*Work required*:
Check every line below for the word "samaritano" and copy the ones that have it.

*A block of data*:
* begin *

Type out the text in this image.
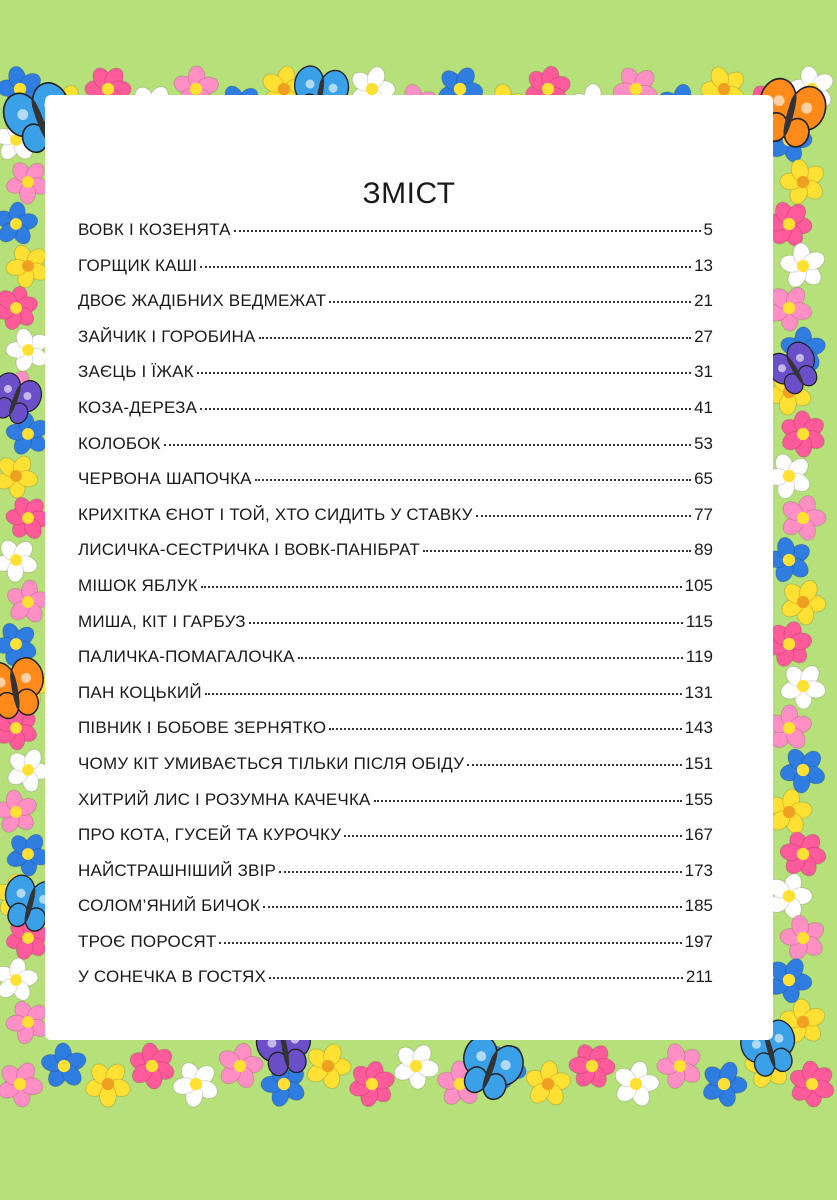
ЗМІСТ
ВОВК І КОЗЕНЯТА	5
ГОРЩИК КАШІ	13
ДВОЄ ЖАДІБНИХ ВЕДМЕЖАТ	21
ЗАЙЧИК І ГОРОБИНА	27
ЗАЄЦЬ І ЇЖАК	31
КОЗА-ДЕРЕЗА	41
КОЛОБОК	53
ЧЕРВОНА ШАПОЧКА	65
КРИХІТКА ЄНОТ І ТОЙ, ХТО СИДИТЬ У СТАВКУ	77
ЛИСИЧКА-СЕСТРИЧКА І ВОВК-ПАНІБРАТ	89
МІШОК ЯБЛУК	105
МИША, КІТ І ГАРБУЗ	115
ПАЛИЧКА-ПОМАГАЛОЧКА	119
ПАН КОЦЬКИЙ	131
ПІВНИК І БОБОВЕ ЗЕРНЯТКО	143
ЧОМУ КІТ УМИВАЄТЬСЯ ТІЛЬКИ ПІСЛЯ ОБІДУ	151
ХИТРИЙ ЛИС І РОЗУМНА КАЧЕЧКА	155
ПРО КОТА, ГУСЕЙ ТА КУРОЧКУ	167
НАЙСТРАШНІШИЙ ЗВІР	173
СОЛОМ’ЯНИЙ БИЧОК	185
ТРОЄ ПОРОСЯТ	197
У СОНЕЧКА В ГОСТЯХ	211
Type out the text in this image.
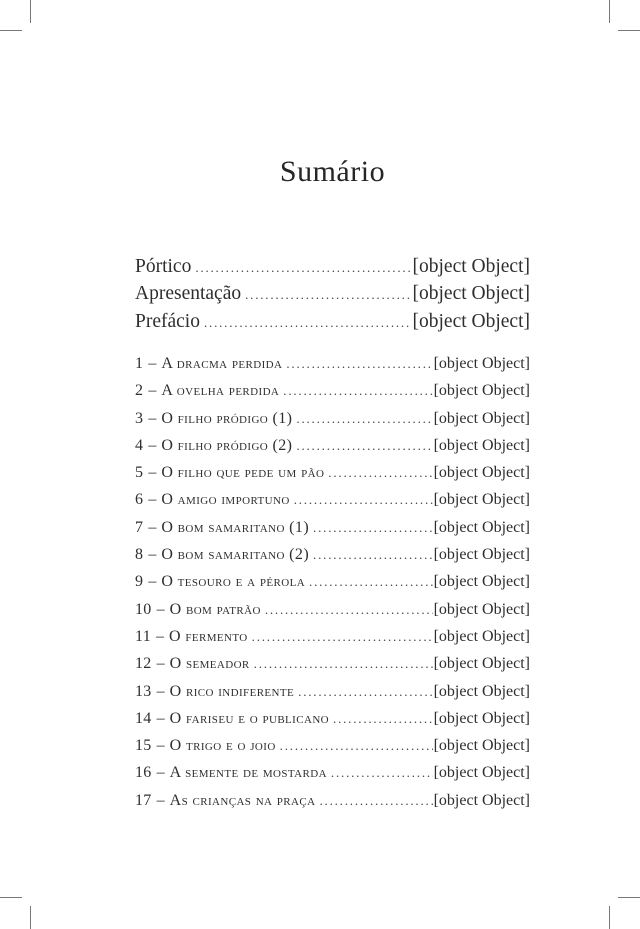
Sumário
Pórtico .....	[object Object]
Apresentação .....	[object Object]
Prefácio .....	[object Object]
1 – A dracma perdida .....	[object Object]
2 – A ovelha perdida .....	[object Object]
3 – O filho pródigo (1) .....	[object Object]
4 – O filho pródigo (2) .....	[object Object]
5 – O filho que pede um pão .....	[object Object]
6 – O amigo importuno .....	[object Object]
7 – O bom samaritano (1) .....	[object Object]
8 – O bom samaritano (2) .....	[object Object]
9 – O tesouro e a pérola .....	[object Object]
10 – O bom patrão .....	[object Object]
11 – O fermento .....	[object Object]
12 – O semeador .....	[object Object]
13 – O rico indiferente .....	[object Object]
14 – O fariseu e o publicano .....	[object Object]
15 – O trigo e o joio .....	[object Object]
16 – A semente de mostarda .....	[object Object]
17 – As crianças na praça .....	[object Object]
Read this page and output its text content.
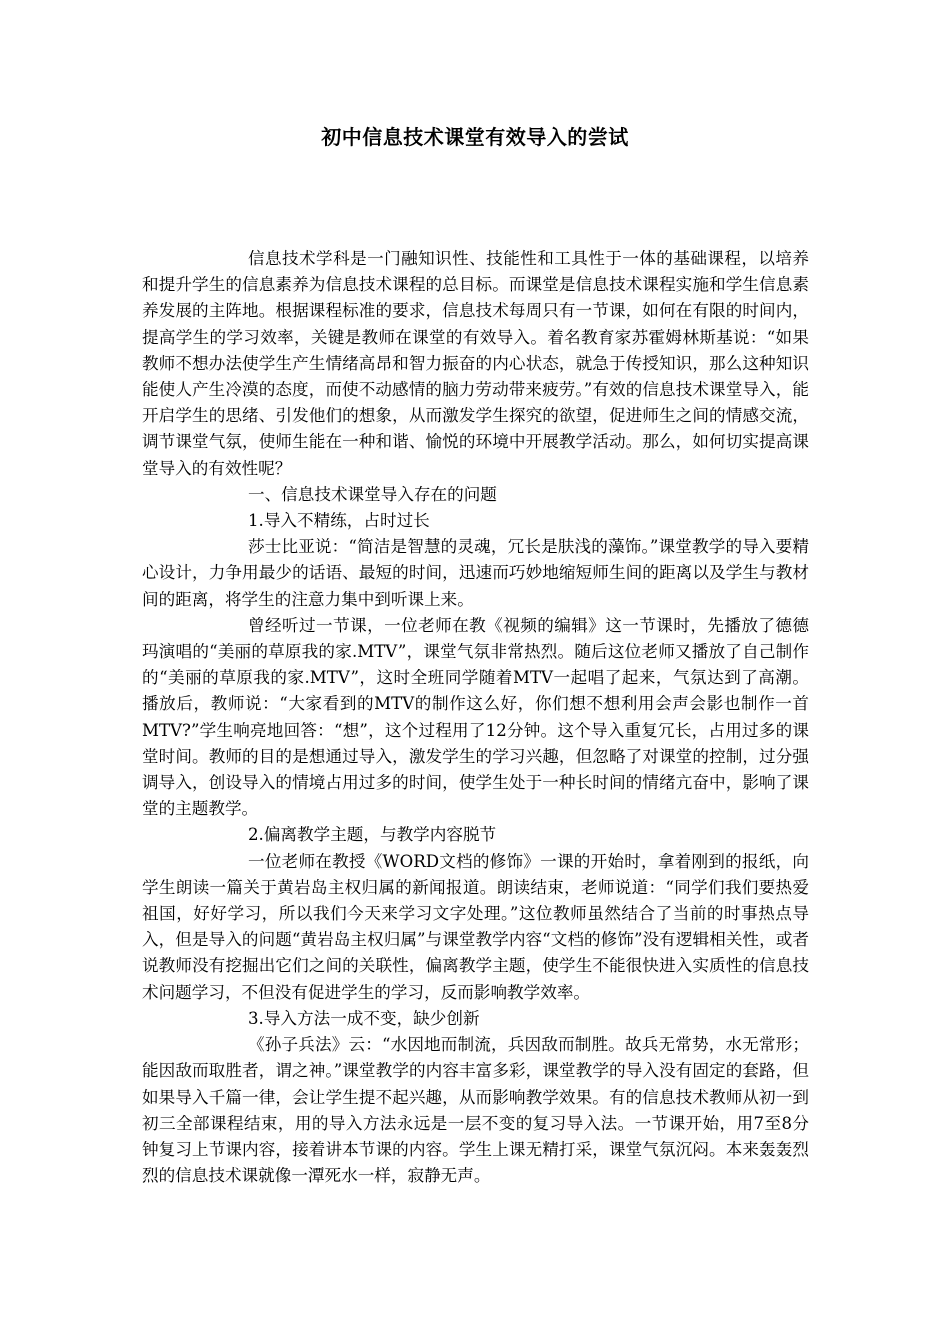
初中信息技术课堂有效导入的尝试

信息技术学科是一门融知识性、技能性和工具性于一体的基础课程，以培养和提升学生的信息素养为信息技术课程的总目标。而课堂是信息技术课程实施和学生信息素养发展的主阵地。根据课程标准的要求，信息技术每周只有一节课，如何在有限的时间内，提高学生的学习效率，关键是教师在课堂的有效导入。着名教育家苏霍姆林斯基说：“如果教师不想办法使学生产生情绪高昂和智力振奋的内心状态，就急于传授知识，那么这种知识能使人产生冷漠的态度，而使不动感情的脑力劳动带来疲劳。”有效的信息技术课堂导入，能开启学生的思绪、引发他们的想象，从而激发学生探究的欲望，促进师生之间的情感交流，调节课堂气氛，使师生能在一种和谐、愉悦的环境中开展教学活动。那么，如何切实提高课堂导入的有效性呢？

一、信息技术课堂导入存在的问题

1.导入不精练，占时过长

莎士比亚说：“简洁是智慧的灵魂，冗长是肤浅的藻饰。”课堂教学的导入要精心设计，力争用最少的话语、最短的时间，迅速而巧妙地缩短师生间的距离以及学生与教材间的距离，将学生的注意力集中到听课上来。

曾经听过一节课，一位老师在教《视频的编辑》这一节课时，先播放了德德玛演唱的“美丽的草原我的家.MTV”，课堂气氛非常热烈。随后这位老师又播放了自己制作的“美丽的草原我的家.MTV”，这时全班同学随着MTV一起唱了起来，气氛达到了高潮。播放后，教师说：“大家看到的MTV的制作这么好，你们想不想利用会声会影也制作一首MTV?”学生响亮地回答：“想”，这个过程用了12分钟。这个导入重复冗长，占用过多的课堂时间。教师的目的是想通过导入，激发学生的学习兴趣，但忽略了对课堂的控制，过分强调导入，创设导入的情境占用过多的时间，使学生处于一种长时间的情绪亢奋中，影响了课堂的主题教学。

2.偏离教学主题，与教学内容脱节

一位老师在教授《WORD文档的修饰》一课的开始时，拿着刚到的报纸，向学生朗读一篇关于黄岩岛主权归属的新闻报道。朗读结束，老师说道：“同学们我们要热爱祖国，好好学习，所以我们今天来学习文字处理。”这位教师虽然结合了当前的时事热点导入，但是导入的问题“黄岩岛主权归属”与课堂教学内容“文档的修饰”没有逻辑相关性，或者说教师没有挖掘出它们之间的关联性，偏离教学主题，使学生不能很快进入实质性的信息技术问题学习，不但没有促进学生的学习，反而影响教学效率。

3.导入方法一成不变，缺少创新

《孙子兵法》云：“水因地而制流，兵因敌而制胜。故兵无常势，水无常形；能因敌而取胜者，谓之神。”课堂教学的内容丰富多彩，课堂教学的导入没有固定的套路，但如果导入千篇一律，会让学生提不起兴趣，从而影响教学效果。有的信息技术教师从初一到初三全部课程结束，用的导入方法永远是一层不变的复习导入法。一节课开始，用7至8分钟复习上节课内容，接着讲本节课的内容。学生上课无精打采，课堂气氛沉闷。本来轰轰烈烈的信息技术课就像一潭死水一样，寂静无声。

* end *

*Finished answer*:
7 – O bom samaritano (1) .....	[object Object]
8 – O bom samaritano (2) .....	[object Object]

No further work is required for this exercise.